Requirement 1 ▸ In the interview, in which city is khalid kamau running for local office?
Requirement 2 ▸ Revise the stretch of the interview from "I think the thing" through "about racial inequality.", putting "Sanders" wherever "Bernie" appears.

Document extract ▸

■ ■ ■ ■ ■ ■ ■

Interviews for Resistance

Interviews for Resistance


Running the movement for office, with khalid kamau

March 28, 2017

In the wake of the massive political shake-up that was the 2016 election, khalid kamau, a Bernie Sanders supporter and local movement activist, makes the argument that change has to come from below, not from the election of one leader to the top office. Accordingly, he's running for local office, in the newly-incorporated city of South Fulton, Georgia, part of the greater Atlanta metropolitan area. A member of Democratic Socialists of America, a union activist, and an early part of BlackLivesMatter Atlanta, kamau argues for bringing the message of democratic socialism to a Southern, majority-African-American city.

I think the thing that is most powerful about this race, or even my campaign, is that I love Bernie, but I think where his campaign failed – I don’t think this is a personal failure of Bernie, but perhaps of the people that were around him and advising that campaign – is that there wasn’t enough attention paid to people of color. I am not sure that people of color who were in that campaign were listened to the way they should have been. Bernie didn’t make—he made a very excellent class argument. I think it is implied that people of color are more disproportionately affected by class disparities than whites. I think there was an assumption that people of color would understand that and would understand that the arguments that he was making about class and equality were implicitly also arguments about racial inequality.

■ ■ ■ ■ ■ ■ ■

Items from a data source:
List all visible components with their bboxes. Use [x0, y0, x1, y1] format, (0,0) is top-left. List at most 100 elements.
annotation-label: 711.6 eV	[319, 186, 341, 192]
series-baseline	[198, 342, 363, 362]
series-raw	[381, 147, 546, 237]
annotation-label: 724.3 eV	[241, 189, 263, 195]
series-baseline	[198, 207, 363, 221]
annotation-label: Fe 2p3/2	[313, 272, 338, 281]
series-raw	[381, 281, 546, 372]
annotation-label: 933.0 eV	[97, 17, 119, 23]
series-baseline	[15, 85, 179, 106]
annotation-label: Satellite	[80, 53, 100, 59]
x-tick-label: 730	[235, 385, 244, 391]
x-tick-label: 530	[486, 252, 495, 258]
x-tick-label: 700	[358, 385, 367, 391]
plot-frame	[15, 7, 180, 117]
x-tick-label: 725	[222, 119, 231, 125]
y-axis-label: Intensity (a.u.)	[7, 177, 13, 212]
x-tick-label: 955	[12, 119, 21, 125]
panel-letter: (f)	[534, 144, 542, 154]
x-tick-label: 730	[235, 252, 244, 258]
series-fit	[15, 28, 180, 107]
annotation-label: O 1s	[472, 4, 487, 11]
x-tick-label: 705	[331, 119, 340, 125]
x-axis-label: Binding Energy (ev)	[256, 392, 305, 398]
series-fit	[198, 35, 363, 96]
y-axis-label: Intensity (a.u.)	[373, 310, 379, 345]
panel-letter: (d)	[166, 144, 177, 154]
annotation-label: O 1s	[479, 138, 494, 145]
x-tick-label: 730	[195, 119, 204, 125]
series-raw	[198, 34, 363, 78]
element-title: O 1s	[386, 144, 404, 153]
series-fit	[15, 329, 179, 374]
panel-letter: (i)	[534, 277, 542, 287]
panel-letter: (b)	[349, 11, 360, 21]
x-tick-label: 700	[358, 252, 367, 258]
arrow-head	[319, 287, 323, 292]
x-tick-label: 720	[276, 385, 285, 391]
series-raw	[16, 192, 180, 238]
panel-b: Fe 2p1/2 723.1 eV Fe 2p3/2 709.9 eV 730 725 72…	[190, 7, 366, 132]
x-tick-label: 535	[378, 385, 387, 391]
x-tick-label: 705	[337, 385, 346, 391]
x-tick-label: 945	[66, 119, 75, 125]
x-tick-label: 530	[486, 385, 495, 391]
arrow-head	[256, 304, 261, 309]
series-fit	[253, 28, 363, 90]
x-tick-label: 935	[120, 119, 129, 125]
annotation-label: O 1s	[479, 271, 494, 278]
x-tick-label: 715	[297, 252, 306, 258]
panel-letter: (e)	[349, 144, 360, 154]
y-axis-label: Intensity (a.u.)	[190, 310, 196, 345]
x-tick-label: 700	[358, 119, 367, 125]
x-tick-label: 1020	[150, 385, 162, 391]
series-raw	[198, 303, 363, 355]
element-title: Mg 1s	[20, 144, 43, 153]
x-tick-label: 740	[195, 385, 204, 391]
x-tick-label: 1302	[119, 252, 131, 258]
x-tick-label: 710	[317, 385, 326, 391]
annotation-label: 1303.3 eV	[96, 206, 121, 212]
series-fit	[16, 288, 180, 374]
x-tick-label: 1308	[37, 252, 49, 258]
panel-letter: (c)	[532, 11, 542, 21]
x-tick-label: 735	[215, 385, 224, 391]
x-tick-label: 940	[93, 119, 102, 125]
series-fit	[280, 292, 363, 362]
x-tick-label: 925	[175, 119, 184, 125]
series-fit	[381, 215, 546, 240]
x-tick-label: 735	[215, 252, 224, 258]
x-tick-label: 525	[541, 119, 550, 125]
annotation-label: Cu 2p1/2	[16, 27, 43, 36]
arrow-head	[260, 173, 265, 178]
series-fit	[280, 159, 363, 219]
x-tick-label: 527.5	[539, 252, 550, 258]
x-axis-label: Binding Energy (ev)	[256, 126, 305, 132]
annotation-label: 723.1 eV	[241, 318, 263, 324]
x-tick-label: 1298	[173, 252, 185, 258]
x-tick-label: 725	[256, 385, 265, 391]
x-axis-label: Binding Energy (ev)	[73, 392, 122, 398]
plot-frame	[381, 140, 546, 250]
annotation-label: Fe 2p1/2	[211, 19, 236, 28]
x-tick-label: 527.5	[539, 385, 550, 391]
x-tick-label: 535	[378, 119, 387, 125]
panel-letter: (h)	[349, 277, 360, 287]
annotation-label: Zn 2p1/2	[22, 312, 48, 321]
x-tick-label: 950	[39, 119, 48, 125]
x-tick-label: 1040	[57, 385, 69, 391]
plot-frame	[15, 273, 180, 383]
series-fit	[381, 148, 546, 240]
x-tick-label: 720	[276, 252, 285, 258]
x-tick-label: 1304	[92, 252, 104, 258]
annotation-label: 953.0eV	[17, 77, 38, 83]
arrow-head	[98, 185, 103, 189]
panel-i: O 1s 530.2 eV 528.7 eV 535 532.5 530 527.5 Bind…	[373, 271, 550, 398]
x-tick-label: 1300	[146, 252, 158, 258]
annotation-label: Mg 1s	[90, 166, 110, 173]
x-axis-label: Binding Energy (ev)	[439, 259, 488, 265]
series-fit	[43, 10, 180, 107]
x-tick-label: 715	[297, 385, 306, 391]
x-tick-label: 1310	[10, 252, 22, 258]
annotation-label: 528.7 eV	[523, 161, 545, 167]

■ ■ ■ ■ ■ ■ ■

Task output 1 ▸ He is running in South Fulton, Georgia.

Task output 2 ▸
I think the thing that is most powerful about this race, or even my campaign, is that I love Sanders, but I think where his campaign failed – I don’t think this is a personal failure of Sanders, but perhaps of the people that were around him and advising that campaign – is that there wasn’t enough attention paid to people of color. I am not sure that people of color who were in that campaign were listened to the way they should have been. Sanders didn’t make—he made a very excellent class argument. I think it is implied that people of color are more disproportionately affected by class disparities than whites. I think there was an assumption that people of color would understand that and would understand that the arguments that he was making about class and equality were implicitly also arguments about racial inequality.